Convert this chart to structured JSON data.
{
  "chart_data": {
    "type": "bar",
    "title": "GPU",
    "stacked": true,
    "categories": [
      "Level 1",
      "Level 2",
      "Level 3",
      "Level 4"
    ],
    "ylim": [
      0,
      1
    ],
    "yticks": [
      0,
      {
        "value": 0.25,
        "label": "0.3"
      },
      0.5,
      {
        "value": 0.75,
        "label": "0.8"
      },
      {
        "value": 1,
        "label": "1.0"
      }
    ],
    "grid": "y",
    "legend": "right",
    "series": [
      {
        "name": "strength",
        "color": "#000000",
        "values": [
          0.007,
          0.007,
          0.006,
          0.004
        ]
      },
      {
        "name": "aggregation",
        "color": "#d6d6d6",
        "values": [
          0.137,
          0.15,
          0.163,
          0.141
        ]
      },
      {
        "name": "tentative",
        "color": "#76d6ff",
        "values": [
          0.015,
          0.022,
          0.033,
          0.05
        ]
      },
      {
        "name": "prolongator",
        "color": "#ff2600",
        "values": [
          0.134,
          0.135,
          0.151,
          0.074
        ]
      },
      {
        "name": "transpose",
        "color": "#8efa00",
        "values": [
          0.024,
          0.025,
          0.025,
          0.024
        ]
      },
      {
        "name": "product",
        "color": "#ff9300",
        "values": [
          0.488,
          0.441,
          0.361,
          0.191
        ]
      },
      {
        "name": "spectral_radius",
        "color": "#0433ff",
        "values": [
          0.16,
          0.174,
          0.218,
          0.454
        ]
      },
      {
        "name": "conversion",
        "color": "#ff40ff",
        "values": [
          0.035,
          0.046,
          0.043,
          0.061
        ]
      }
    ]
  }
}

______

Goal: Collect every line from the records above that contains the word "name".

Solution:
        "name": "strength",
        "name": "aggregation",
        "name": "tentative",
        "name": "prolongator",
        "name": "transpose",
        "name": "product",
        "name": "spectral_radius",
        "name": "conversion",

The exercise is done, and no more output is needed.